SUPPLIED TEXT ->
● ● ● ●
Tropes

I’ve finally had a chance today to go through my emails today and I’m checking out the books recommended to me by the sites that send me ebook deals.  It made me think about the tropes that I do and don’t like to read.

I should clarify, I read romance novels almost exclusively.  I occasionally read fantasy or science fiction novels, but mostly romance.  Within romance though, I read in a wide variety of sub-genres.  It’s just that I demand my happy ending, and romance is the only genre that will guarantee that for me.

So, tropes.  I’m no expert on tropes, so I Googled some.  Here are the ones I have strong(ish) feelings about:

  • Anti-hero.  Aw, come on, we all love reformed bad boys, right?  😛  My husband was a hard drinking, fast driving, tattooed loud mouth when I met him, who was lucky not to have been behind bars.  Who’d have guessed he was also super sweet and romantic, and very good with babies?  Ha ha!  So yeah, I guess I like these ones.  He’s still tattooed and still loud, by the way.
  • Athlete.  I hate heroes who are sports stars.  Ugh.  No thanks.  It’s worse too when it’s an American sport that I’m totally clueless about.
  • Consanguinity.  No, no, no.  Stepbrothers and stepsisters, stepfathers and stepdaughters (it was this trope that actually led me to write this post in the first place), etc.  No.  No, no, no.  And while I don’t mind menage stories, I hate it when they involves siblings, for the same reason.  Or worse, twins.  Ack.  Nope.
● ● ● ●
GIVEN EXERCISE A ->
In the post on tropes, which pairing does the writer say led to writing the post in the first place?
● ● ● ●
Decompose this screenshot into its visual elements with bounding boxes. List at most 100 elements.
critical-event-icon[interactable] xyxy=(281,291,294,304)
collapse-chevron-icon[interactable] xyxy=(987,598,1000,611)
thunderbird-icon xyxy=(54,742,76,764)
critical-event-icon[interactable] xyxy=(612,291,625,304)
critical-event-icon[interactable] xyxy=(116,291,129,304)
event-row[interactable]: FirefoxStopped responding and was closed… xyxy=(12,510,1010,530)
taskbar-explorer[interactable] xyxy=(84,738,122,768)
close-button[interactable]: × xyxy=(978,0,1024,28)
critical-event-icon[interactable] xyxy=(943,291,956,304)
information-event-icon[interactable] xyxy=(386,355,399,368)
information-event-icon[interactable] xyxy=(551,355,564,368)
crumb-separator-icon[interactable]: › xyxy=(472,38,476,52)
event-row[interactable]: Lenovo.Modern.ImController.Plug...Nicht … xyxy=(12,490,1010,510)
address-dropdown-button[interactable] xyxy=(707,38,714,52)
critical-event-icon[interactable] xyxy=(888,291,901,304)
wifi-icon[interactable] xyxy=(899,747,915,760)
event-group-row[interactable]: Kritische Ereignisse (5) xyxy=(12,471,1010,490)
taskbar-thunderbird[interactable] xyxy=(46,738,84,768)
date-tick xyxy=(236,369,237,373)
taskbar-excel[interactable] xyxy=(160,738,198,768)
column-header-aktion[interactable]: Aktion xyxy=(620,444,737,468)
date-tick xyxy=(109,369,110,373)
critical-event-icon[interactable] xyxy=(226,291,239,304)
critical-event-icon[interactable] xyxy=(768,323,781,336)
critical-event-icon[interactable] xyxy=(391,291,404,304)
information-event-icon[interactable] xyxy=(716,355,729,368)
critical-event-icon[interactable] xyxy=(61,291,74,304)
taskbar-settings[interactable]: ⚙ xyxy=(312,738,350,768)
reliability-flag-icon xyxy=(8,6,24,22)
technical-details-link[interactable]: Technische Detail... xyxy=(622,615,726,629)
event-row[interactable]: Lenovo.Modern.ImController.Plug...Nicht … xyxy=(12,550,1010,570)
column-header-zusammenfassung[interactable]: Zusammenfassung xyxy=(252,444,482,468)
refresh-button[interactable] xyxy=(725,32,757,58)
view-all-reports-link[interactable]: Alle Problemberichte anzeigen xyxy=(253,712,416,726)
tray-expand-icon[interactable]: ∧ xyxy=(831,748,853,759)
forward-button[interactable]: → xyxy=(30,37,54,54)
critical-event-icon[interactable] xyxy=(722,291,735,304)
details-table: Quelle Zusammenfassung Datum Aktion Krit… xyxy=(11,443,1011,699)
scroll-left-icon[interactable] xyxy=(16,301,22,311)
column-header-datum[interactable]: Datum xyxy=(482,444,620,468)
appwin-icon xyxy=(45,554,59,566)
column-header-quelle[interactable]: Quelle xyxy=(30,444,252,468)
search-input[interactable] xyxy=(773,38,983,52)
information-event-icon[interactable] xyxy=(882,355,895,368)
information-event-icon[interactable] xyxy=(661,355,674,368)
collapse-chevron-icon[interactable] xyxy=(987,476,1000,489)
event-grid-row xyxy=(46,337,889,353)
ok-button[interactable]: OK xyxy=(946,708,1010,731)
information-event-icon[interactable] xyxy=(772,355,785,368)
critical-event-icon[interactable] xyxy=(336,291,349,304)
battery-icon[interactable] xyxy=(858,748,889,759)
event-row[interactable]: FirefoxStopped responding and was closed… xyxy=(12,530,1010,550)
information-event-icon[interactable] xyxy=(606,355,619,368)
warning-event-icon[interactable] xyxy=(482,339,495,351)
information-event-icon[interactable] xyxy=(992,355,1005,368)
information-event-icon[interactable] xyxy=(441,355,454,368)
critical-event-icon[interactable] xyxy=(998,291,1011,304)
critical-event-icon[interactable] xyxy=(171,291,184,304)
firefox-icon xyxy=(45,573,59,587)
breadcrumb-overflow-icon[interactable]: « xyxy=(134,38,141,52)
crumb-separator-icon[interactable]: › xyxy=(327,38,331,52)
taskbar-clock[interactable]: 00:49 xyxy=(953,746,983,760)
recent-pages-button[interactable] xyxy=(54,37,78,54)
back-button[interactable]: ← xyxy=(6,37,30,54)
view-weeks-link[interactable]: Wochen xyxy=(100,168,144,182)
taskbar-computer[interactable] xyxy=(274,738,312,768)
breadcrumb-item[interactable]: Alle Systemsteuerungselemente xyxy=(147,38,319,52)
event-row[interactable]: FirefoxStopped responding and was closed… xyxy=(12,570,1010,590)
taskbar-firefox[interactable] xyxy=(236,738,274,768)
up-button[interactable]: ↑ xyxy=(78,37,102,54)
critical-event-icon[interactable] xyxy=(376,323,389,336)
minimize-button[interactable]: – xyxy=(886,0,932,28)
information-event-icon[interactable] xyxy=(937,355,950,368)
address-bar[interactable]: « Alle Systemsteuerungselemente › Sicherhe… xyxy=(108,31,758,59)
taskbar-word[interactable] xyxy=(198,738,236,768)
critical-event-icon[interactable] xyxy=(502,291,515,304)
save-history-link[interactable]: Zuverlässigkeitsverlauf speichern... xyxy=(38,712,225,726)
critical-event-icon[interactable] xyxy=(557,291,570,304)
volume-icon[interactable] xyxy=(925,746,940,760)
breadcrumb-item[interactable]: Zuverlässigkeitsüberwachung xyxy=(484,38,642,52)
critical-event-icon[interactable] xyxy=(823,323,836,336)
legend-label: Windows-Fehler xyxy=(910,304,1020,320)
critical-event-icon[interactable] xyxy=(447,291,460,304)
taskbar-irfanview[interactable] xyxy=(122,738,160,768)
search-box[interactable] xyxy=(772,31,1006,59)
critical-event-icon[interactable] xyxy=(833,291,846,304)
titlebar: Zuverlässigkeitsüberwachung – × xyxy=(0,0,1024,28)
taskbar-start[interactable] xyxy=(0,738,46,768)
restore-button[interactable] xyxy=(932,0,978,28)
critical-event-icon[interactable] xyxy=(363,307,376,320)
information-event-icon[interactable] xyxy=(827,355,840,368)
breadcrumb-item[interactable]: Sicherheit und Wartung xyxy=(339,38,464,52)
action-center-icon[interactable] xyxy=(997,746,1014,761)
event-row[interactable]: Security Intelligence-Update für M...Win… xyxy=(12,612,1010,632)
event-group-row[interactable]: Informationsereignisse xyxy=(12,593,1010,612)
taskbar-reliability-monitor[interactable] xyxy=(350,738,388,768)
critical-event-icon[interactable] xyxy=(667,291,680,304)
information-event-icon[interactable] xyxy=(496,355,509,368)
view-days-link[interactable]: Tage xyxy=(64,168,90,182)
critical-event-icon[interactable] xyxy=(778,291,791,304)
● ● ● ●
GIVEN EXERCISE B ->
Repeat the listing from its first line up to and including the line with "critical-event-icon[interactable] xyxy=(391,291,404,304)".

CORRECT RESPONSE A ->
Stepfathers and stepdaughters.

CORRECT RESPONSE B ->
Decompose this screenshot into its visual elements with bounding boxes. List at most 100 elements.
critical-event-icon[interactable] xyxy=(281,291,294,304)
collapse-chevron-icon[interactable] xyxy=(987,598,1000,611)
thunderbird-icon xyxy=(54,742,76,764)
critical-event-icon[interactable] xyxy=(612,291,625,304)
critical-event-icon[interactable] xyxy=(116,291,129,304)
event-row[interactable]: FirefoxStopped responding and was closed… xyxy=(12,510,1010,530)
taskbar-explorer[interactable] xyxy=(84,738,122,768)
close-button[interactable]: × xyxy=(978,0,1024,28)
critical-event-icon[interactable] xyxy=(943,291,956,304)
information-event-icon[interactable] xyxy=(386,355,399,368)
information-event-icon[interactable] xyxy=(551,355,564,368)
crumb-separator-icon[interactable]: › xyxy=(472,38,476,52)
event-row[interactable]: Lenovo.Modern.ImController.Plug...Nicht … xyxy=(12,490,1010,510)
address-dropdown-button[interactable] xyxy=(707,38,714,52)
critical-event-icon[interactable] xyxy=(888,291,901,304)
wifi-icon[interactable] xyxy=(899,747,915,760)
event-group-row[interactable]: Kritische Ereignisse (5) xyxy=(12,471,1010,490)
taskbar-thunderbird[interactable] xyxy=(46,738,84,768)
date-tick xyxy=(236,369,237,373)
taskbar-excel[interactable] xyxy=(160,738,198,768)
column-header-aktion[interactable]: Aktion xyxy=(620,444,737,468)
date-tick xyxy=(109,369,110,373)
critical-event-icon[interactable] xyxy=(226,291,239,304)
critical-event-icon[interactable] xyxy=(768,323,781,336)
critical-event-icon[interactable] xyxy=(391,291,404,304)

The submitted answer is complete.